* What needs to be done
Repeat each line word for word.

## START Information provided

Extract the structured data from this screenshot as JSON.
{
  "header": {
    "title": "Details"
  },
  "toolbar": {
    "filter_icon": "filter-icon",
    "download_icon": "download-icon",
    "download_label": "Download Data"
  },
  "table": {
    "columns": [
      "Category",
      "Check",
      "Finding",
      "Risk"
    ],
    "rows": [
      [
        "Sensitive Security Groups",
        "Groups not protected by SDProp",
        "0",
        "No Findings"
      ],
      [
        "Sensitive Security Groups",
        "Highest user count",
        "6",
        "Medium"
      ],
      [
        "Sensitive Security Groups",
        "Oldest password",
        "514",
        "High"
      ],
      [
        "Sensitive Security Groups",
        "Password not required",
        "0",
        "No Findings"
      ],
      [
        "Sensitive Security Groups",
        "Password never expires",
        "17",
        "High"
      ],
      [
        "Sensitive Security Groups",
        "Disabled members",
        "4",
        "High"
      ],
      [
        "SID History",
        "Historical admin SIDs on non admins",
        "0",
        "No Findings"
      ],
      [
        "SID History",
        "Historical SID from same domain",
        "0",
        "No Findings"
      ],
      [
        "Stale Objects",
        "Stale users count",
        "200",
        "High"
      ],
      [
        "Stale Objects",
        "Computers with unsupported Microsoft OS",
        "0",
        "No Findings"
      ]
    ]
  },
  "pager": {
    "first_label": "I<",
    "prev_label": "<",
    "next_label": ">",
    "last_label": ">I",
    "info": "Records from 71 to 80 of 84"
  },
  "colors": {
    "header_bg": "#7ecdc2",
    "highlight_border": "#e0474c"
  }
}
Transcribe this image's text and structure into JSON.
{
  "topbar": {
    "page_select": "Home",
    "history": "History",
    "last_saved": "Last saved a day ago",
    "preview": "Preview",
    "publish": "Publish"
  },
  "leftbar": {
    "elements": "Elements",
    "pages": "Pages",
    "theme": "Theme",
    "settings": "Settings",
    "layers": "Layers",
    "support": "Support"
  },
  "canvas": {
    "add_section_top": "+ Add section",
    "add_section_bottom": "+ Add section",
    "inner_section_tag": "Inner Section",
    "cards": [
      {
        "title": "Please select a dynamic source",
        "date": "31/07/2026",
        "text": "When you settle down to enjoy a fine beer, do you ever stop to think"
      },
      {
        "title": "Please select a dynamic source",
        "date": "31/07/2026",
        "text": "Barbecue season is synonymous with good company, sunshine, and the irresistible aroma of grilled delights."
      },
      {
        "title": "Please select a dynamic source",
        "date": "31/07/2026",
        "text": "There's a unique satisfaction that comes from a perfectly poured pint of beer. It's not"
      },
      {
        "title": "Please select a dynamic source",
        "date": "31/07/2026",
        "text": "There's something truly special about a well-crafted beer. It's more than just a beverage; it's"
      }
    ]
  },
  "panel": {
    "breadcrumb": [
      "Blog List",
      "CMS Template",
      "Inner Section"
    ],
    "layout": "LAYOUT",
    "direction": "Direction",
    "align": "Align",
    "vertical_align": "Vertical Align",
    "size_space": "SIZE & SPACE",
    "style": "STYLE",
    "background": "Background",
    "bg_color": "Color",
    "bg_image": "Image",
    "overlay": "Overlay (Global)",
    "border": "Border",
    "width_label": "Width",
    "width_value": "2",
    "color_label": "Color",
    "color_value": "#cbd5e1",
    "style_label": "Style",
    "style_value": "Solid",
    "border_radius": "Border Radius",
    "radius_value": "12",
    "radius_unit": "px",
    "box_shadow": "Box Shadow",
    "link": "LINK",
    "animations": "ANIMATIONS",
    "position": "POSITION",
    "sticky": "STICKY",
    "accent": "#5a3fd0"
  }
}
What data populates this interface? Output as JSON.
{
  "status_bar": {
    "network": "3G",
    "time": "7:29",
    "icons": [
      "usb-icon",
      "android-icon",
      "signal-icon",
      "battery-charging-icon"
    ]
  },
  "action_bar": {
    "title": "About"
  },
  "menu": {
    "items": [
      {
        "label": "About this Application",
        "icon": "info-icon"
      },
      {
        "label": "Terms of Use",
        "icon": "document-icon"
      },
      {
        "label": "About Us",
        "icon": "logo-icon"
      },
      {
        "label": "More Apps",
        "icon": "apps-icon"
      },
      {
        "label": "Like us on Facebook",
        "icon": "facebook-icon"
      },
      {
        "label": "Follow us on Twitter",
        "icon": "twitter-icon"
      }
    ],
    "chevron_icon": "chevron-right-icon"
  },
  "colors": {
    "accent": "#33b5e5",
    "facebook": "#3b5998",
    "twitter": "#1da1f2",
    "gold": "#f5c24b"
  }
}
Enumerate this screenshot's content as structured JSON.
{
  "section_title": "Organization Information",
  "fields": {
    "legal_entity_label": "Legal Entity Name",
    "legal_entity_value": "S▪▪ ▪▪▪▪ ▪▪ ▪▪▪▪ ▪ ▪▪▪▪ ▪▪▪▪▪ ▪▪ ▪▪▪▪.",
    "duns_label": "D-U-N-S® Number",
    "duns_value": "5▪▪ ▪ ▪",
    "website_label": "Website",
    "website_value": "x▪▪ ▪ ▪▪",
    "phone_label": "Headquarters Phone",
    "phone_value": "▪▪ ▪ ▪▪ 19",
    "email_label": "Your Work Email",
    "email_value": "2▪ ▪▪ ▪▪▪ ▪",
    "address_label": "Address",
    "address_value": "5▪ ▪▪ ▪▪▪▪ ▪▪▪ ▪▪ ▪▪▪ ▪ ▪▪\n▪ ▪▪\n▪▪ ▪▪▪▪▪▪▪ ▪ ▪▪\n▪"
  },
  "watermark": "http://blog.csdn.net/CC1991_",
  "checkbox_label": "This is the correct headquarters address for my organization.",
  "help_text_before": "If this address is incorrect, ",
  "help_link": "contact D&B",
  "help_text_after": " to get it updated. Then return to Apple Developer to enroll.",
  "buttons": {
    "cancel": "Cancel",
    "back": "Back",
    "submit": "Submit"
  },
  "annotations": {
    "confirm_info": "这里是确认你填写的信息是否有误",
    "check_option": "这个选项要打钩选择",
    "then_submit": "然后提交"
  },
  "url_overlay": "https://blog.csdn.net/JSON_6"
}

## END Information provided

* Written solution
Extract the structured data from this screenshot as JSON.
{
  "header": {
    "title": "Details"
  },
  "toolbar": {
    "filter_icon": "filter-icon",
    "download_icon": "download-icon",
    "download_label": "Download Data"
  },
  "table": {
    "columns": [
      "Category",
      "Check",
      "Finding",
      "Risk"
    ],
    "rows": [
      [
        "Sensitive Security Groups",
        "Groups not protected by SDProp",
        "0",
        "No Findings"
      ],
      [
        "Sensitive Security Groups",
        "Highest user count",
        "6",
        "Medium"
      ],
      [
        "Sensitive Security Groups",
        "Oldest password",
        "514",
        "High"
      ],
      [
        "Sensitive Security Groups",
        "Password not required",
        "0",
        "No Findings"
      ],
      [
        "Sensitive Security Groups",
        "Password never expires",
        "17",
        "High"
      ],
      [
        "Sensitive Security Groups",
        "Disabled members",
        "4",
        "High"
      ],
      [
        "SID History",
        "Historical admin SIDs on non admins",
        "0",
        "No Findings"
      ],
      [
        "SID History",
        "Historical SID from same domain",
        "0",
        "No Findings"
      ],
      [
        "Stale Objects",
        "Stale users count",
        "200",
        "High"
      ],
      [
        "Stale Objects",
        "Computers with unsupported Microsoft OS",
        "0",
        "No Findings"
      ]
    ]
  },
  "pager": {
    "first_label": "I<",
    "prev_label": "<",
    "next_label": ">",
    "last_label": ">I",
    "info": "Records from 71 to 80 of 84"
  },
  "colors": {
    "header_bg": "#7ecdc2",
    "highlight_border": "#e0474c"
  }
}
Transcribe this image's text and structure into JSON.
{
  "topbar": {
    "page_select": "Home",
    "history": "History",
    "last_saved": "Last saved a day ago",
    "preview": "Preview",
    "publish": "Publish"
  },
  "leftbar": {
    "elements": "Elements",
    "pages": "Pages",
    "theme": "Theme",
    "settings": "Settings",
    "layers": "Layers",
    "support": "Support"
  },
  "canvas": {
    "add_section_top": "+ Add section",
    "add_section_bottom": "+ Add section",
    "inner_section_tag": "Inner Section",
    "cards": [
      {
        "title": "Please select a dynamic source",
        "date": "31/07/2026",
        "text": "When you settle down to enjoy a fine beer, do you ever stop to think"
      },
      {
        "title": "Please select a dynamic source",
        "date": "31/07/2026",
        "text": "Barbecue season is synonymous with good company, sunshine, and the irresistible aroma of grilled delights."
      },
      {
        "title": "Please select a dynamic source",
        "date": "31/07/2026",
        "text": "There's a unique satisfaction that comes from a perfectly poured pint of beer. It's not"
      },
      {
        "title": "Please select a dynamic source",
        "date": "31/07/2026",
        "text": "There's something truly special about a well-crafted beer. It's more than just a beverage; it's"
      }
    ]
  },
  "panel": {
    "breadcrumb": [
      "Blog List",
      "CMS Template",
      "Inner Section"
    ],
    "layout": "LAYOUT",
    "direction": "Direction",
    "align": "Align",
    "vertical_align": "Vertical Align",
    "size_space": "SIZE & SPACE",
    "style": "STYLE",
    "background": "Background",
    "bg_color": "Color",
    "bg_image": "Image",
    "overlay": "Overlay (Global)",
    "border": "Border",
    "width_label": "Width",
    "width_value": "2",
    "color_label": "Color",
    "color_value": "#cbd5e1",
    "style_label": "Style",
    "style_value": "Solid",
    "border_radius": "Border Radius",
    "radius_value": "12",
    "radius_unit": "px",
    "box_shadow": "Box Shadow",
    "link": "LINK",
    "animations": "ANIMATIONS",
    "position": "POSITION",
    "sticky": "STICKY",
    "accent": "#5a3fd0"
  }
}
What data populates this interface? Output as JSON.
{
  "status_bar": {
    "network": "3G",
    "time": "7:29",
    "icons": [
      "usb-icon",
      "android-icon",
      "signal-icon",
      "battery-charging-icon"
    ]
  },
  "action_bar": {
    "title": "About"
  },
  "menu": {
    "items": [
      {
        "label": "About this Application",
        "icon": "info-icon"
      },
      {
        "label": "Terms of Use",
        "icon": "document-icon"
      },
      {
        "label": "About Us",
        "icon": "logo-icon"
      },
      {
        "label": "More Apps",
        "icon": "apps-icon"
      },
      {
        "label": "Like us on Facebook",
        "icon": "facebook-icon"
      },
      {
        "label": "Follow us on Twitter",
        "icon": "twitter-icon"
      }
    ],
    "chevron_icon": "chevron-right-icon"
  },
  "colors": {
    "accent": "#33b5e5",
    "facebook": "#3b5998",
    "twitter": "#1da1f2",
    "gold": "#f5c24b"
  }
}
Enumerate this screenshot's content as structured JSON.
{
  "section_title": "Organization Information",
  "fields": {
    "legal_entity_label": "Legal Entity Name",
    "legal_entity_value": "S▪▪ ▪▪▪▪ ▪▪ ▪▪▪▪ ▪ ▪▪▪▪ ▪▪▪▪▪ ▪▪ ▪▪▪▪.",
    "duns_label": "D-U-N-S® Number",
    "duns_value": "5▪▪ ▪ ▪",
    "website_label": "Website",
    "website_value": "x▪▪ ▪ ▪▪",
    "phone_label": "Headquarters Phone",
    "phone_value": "▪▪ ▪ ▪▪ 19",
    "email_label": "Your Work Email",
    "email_value": "2▪ ▪▪ ▪▪▪ ▪",
    "address_label": "Address",
    "address_value": "5▪ ▪▪ ▪▪▪▪ ▪▪▪ ▪▪ ▪▪▪ ▪ ▪▪\n▪ ▪▪\n▪▪ ▪▪▪▪▪▪▪ ▪ ▪▪\n▪"
  },
  "watermark": "http://blog.csdn.net/CC1991_",
  "checkbox_label": "This is the correct headquarters address for my organization.",
  "help_text_before": "If this address is incorrect, ",
  "help_link": "contact D&B",
  "help_text_after": " to get it updated. Then return to Apple Developer to enroll.",
  "buttons": {
    "cancel": "Cancel",
    "back": "Back",
    "submit": "Submit"
  },
  "annotations": {
    "confirm_info": "这里是确认你填写的信息是否有误",
    "check_option": "这个选项要打钩选择",
    "then_submit": "然后提交"
  },
  "url_overlay": "https://blog.csdn.net/JSON_6"
}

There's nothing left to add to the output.